## Given exercise
Copy out all of the data below with no alterations.

## Listed records
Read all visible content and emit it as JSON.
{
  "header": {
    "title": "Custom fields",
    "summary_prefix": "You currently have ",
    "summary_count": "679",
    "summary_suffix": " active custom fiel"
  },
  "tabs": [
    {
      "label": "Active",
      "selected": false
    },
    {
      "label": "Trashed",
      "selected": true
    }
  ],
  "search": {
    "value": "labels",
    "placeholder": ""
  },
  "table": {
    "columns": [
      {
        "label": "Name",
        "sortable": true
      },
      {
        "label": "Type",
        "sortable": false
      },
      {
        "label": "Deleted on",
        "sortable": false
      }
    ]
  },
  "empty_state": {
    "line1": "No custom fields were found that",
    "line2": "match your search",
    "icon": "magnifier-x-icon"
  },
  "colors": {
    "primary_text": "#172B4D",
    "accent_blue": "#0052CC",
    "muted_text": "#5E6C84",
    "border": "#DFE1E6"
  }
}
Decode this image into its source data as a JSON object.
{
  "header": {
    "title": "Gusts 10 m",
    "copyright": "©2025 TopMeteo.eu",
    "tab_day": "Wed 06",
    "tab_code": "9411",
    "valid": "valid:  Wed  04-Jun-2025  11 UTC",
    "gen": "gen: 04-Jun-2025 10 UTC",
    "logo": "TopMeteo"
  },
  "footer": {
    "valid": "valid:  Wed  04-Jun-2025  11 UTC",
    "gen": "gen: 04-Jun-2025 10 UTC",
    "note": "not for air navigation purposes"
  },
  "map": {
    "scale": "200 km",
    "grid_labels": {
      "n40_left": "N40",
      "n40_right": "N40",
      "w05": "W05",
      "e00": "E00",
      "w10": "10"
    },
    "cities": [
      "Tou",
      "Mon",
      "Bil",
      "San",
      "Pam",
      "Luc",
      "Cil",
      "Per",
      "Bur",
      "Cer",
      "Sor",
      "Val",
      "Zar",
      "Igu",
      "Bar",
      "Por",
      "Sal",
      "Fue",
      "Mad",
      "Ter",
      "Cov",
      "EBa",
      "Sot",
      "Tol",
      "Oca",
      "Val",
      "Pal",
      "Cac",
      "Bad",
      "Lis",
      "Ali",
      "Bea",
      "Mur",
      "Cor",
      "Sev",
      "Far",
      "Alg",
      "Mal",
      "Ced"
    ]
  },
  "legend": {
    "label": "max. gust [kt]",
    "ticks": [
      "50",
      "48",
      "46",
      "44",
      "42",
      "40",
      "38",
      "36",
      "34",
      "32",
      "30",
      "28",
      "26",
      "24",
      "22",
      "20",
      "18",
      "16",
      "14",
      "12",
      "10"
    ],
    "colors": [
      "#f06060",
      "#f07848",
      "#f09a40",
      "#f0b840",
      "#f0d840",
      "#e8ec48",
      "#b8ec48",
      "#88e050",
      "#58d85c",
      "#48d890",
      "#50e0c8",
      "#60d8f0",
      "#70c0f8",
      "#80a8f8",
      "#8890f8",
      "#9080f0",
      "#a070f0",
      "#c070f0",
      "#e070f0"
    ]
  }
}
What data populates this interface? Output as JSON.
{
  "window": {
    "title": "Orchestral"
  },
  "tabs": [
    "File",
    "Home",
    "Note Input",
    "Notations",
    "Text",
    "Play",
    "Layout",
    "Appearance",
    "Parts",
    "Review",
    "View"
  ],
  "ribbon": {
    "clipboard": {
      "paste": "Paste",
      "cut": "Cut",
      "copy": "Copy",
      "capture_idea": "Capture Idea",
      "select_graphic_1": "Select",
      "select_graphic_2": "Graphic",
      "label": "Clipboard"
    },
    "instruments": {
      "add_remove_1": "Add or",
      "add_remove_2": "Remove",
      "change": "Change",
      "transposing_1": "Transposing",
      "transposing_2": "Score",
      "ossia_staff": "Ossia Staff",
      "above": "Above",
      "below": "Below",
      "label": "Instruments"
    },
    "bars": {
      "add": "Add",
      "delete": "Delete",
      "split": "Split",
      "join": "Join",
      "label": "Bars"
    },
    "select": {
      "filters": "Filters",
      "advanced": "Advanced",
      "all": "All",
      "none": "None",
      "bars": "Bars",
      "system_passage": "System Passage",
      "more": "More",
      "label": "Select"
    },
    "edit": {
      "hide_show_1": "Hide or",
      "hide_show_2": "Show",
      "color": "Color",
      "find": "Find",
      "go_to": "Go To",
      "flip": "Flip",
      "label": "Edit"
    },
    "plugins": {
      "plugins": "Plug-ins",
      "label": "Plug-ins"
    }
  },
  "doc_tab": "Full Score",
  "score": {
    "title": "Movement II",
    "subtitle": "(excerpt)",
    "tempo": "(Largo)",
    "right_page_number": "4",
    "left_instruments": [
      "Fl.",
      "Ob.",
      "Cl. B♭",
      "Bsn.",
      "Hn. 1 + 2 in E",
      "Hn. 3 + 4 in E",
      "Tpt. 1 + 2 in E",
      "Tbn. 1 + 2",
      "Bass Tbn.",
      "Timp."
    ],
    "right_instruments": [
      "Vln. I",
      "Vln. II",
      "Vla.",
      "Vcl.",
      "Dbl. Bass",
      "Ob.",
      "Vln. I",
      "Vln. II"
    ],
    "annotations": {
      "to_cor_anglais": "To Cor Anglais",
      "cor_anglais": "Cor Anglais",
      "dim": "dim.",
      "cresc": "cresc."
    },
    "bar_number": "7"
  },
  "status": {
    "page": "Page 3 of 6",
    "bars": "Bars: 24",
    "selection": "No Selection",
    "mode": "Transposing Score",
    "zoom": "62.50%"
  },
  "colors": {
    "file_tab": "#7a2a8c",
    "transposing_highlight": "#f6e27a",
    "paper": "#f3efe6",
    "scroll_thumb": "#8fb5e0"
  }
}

## Result of the task
Read all visible content and emit it as JSON.
{
  "header": {
    "title": "Custom fields",
    "summary_prefix": "You currently have ",
    "summary_count": "679",
    "summary_suffix": " active custom fiel"
  },
  "tabs": [
    {
      "label": "Active",
      "selected": false
    },
    {
      "label": "Trashed",
      "selected": true
    }
  ],
  "search": {
    "value": "labels",
    "placeholder": ""
  },
  "table": {
    "columns": [
      {
        "label": "Name",
        "sortable": true
      },
      {
        "label": "Type",
        "sortable": false
      },
      {
        "label": "Deleted on",
        "sortable": false
      }
    ]
  },
  "empty_state": {
    "line1": "No custom fields were found that",
    "line2": "match your search",
    "icon": "magnifier-x-icon"
  },
  "colors": {
    "primary_text": "#172B4D",
    "accent_blue": "#0052CC",
    "muted_text": "#5E6C84",
    "border": "#DFE1E6"
  }
}
Decode this image into its source data as a JSON object.
{
  "header": {
    "title": "Gusts 10 m",
    "copyright": "©2025 TopMeteo.eu",
    "tab_day": "Wed 06",
    "tab_code": "9411",
    "valid": "valid:  Wed  04-Jun-2025  11 UTC",
    "gen": "gen: 04-Jun-2025 10 UTC",
    "logo": "TopMeteo"
  },
  "footer": {
    "valid": "valid:  Wed  04-Jun-2025  11 UTC",
    "gen": "gen: 04-Jun-2025 10 UTC",
    "note": "not for air navigation purposes"
  },
  "map": {
    "scale": "200 km",
    "grid_labels": {
      "n40_left": "N40",
      "n40_right": "N40",
      "w05": "W05",
      "e00": "E00",
      "w10": "10"
    },
    "cities": [
      "Tou",
      "Mon",
      "Bil",
      "San",
      "Pam",
      "Luc",
      "Cil",
      "Per",
      "Bur",
      "Cer",
      "Sor",
      "Val",
      "Zar",
      "Igu",
      "Bar",
      "Por",
      "Sal",
      "Fue",
      "Mad",
      "Ter",
      "Cov",
      "EBa",
      "Sot",
      "Tol",
      "Oca",
      "Val",
      "Pal",
      "Cac",
      "Bad",
      "Lis",
      "Ali",
      "Bea",
      "Mur",
      "Cor",
      "Sev",
      "Far",
      "Alg",
      "Mal",
      "Ced"
    ]
  },
  "legend": {
    "label": "max. gust [kt]",
    "ticks": [
      "50",
      "48",
      "46",
      "44",
      "42",
      "40",
      "38",
      "36",
      "34",
      "32",
      "30",
      "28",
      "26",
      "24",
      "22",
      "20",
      "18",
      "16",
      "14",
      "12",
      "10"
    ],
    "colors": [
      "#f06060",
      "#f07848",
      "#f09a40",
      "#f0b840",
      "#f0d840",
      "#e8ec48",
      "#b8ec48",
      "#88e050",
      "#58d85c",
      "#48d890",
      "#50e0c8",
      "#60d8f0",
      "#70c0f8",
      "#80a8f8",
      "#8890f8",
      "#9080f0",
      "#a070f0",
      "#c070f0",
      "#e070f0"
    ]
  }
}
What data populates this interface? Output as JSON.
{
  "window": {
    "title": "Orchestral"
  },
  "tabs": [
    "File",
    "Home",
    "Note Input",
    "Notations",
    "Text",
    "Play",
    "Layout",
    "Appearance",
    "Parts",
    "Review",
    "View"
  ],
  "ribbon": {
    "clipboard": {
      "paste": "Paste",
      "cut": "Cut",
      "copy": "Copy",
      "capture_idea": "Capture Idea",
      "select_graphic_1": "Select",
      "select_graphic_2": "Graphic",
      "label": "Clipboard"
    },
    "instruments": {
      "add_remove_1": "Add or",
      "add_remove_2": "Remove",
      "change": "Change",
      "transposing_1": "Transposing",
      "transposing_2": "Score",
      "ossia_staff": "Ossia Staff",
      "above": "Above",
      "below": "Below",
      "label": "Instruments"
    },
    "bars": {
      "add": "Add",
      "delete": "Delete",
      "split": "Split",
      "join": "Join",
      "label": "Bars"
    },
    "select": {
      "filters": "Filters",
      "advanced": "Advanced",
      "all": "All",
      "none": "None",
      "bars": "Bars",
      "system_passage": "System Passage",
      "more": "More",
      "label": "Select"
    },
    "edit": {
      "hide_show_1": "Hide or",
      "hide_show_2": "Show",
      "color": "Color",
      "find": "Find",
      "go_to": "Go To",
      "flip": "Flip",
      "label": "Edit"
    },
    "plugins": {
      "plugins": "Plug-ins",
      "label": "Plug-ins"
    }
  },
  "doc_tab": "Full Score",
  "score": {
    "title": "Movement II",
    "subtitle": "(excerpt)",
    "tempo": "(Largo)",
    "right_page_number": "4",
    "left_instruments": [
      "Fl.",
      "Ob.",
      "Cl. B♭",
      "Bsn.",
      "Hn. 1 + 2 in E",
      "Hn. 3 + 4 in E",
      "Tpt. 1 + 2 in E",
      "Tbn. 1 + 2",
      "Bass Tbn.",
      "Timp."
    ],
    "right_instruments": [
      "Vln. I",
      "Vln. II",
      "Vla.",
      "Vcl.",
      "Dbl. Bass",
      "Ob.",
      "Vln. I",
      "Vln. II"
    ],
    "annotations": {
      "to_cor_anglais": "To Cor Anglais",
      "cor_anglais": "Cor Anglais",
      "dim": "dim.",
      "cresc": "cresc."
    },
    "bar_number": "7"
  },
  "status": {
    "page": "Page 3 of 6",
    "bars": "Bars: 24",
    "selection": "No Selection",
    "mode": "Transposing Score",
    "zoom": "62.50%"
  },
  "colors": {
    "file_tab": "#7a2a8c",
    "transposing_highlight": "#f6e27a",
    "paper": "#f3efe6",
    "scroll_thumb": "#8fb5e0"
  }
}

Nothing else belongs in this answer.